• Data entries
○ ○ ○ ○ ○ ○ ○
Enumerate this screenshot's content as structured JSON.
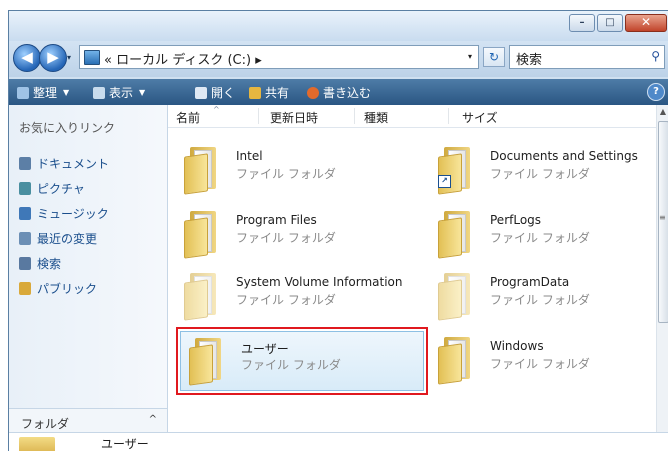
{
  "window": {
    "caption": {
      "minimize": "–",
      "maximize": "□",
      "close": "✕"
    }
  },
  "address": {
    "back_glyph": "◀",
    "forward_glyph": "▶",
    "path_prefix": "«",
    "path_text": "ローカル ディスク (C:)",
    "path_arrow": "▸",
    "dropdown": "▾",
    "refresh_glyph": "↻",
    "search_placeholder": "検索",
    "search_icon": "⚲"
  },
  "toolbar": {
    "organize": "整理",
    "views": "表示",
    "open": "開く",
    "share": "共有",
    "burn": "書き込む",
    "help": "?"
  },
  "navpane": {
    "favorites_title": "お気に入りリンク",
    "items": [
      {
        "label": "ドキュメント",
        "icon": "documents-icon",
        "color": "#5c7fa6"
      },
      {
        "label": "ピクチャ",
        "icon": "pictures-icon",
        "color": "#4a8fa0"
      },
      {
        "label": "ミュージック",
        "icon": "music-icon",
        "color": "#3f78b8"
      },
      {
        "label": "最近の変更",
        "icon": "recent-changes-icon",
        "color": "#6c8fb5"
      },
      {
        "label": "検索",
        "icon": "search-icon",
        "color": "#5979a0"
      },
      {
        "label": "パブリック",
        "icon": "public-icon",
        "color": "#d9a93a"
      }
    ],
    "folders_label": "フォルダ",
    "folders_chevron": "^"
  },
  "columns": {
    "name": "名前",
    "modified": "更新日時",
    "type": "種類",
    "size": "サイズ"
  },
  "items": [
    {
      "name": "Intel",
      "type": "ファイル フォルダ",
      "selected": false
    },
    {
      "name": "Documents and Settings",
      "type": "ファイル フォルダ",
      "shortcut": true,
      "selected": false
    },
    {
      "name": "Program Files",
      "type": "ファイル フォルダ",
      "selected": false
    },
    {
      "name": "PerfLogs",
      "type": "ファイル フォルダ",
      "selected": false
    },
    {
      "name": "System Volume Information",
      "type": "ファイル フォルダ",
      "selected": false
    },
    {
      "name": "ProgramData",
      "type": "ファイル フォルダ",
      "selected": false
    },
    {
      "name": "ユーザー",
      "type": "ファイル フォルダ",
      "selected": true
    },
    {
      "name": "Windows",
      "type": "ファイル フォルダ",
      "selected": false
    }
  ],
  "statusbar": {
    "text": "ユーザー"
  },
  "colors": {
    "selection_outline": "#e0191f",
    "toolbar": "#2a5683",
    "link": "#1a4e8c"
  }
}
○ ○ ○ ○ ○ ○ ○
• Set task
Without including any pictures, output all the entries above exactly.

• Task output
Enumerate this screenshot's content as structured JSON.
{
  "window": {
    "caption": {
      "minimize": "–",
      "maximize": "□",
      "close": "✕"
    }
  },
  "address": {
    "back_glyph": "◀",
    "forward_glyph": "▶",
    "path_prefix": "«",
    "path_text": "ローカル ディスク (C:)",
    "path_arrow": "▸",
    "dropdown": "▾",
    "refresh_glyph": "↻",
    "search_placeholder": "検索",
    "search_icon": "⚲"
  },
  "toolbar": {
    "organize": "整理",
    "views": "表示",
    "open": "開く",
    "share": "共有",
    "burn": "書き込む",
    "help": "?"
  },
  "navpane": {
    "favorites_title": "お気に入りリンク",
    "items": [
      {
        "label": "ドキュメント",
        "icon": "documents-icon",
        "color": "#5c7fa6"
      },
      {
        "label": "ピクチャ",
        "icon": "pictures-icon",
        "color": "#4a8fa0"
      },
      {
        "label": "ミュージック",
        "icon": "music-icon",
        "color": "#3f78b8"
      },
      {
        "label": "最近の変更",
        "icon": "recent-changes-icon",
        "color": "#6c8fb5"
      },
      {
        "label": "検索",
        "icon": "search-icon",
        "color": "#5979a0"
      },
      {
        "label": "パブリック",
        "icon": "public-icon",
        "color": "#d9a93a"
      }
    ],
    "folders_label": "フォルダ",
    "folders_chevron": "^"
  },
  "columns": {
    "name": "名前",
    "modified": "更新日時",
    "type": "種類",
    "size": "サイズ"
  },
  "items": [
    {
      "name": "Intel",
      "type": "ファイル フォルダ",
      "selected": false
    },
    {
      "name": "Documents and Settings",
      "type": "ファイル フォルダ",
      "shortcut": true,
      "selected": false
    },
    {
      "name": "Program Files",
      "type": "ファイル フォルダ",
      "selected": false
    },
    {
      "name": "PerfLogs",
      "type": "ファイル フォルダ",
      "selected": false
    },
    {
      "name": "System Volume Information",
      "type": "ファイル フォルダ",
      "selected": false
    },
    {
      "name": "ProgramData",
      "type": "ファイル フォルダ",
      "selected": false
    },
    {
      "name": "ユーザー",
      "type": "ファイル フォルダ",
      "selected": true
    },
    {
      "name": "Windows",
      "type": "ファイル フォルダ",
      "selected": false
    }
  ],
  "statusbar": {
    "text": "ユーザー"
  },
  "colors": {
    "selection_outline": "#e0191f",
    "toolbar": "#2a5683",
    "link": "#1a4e8c"
  }
}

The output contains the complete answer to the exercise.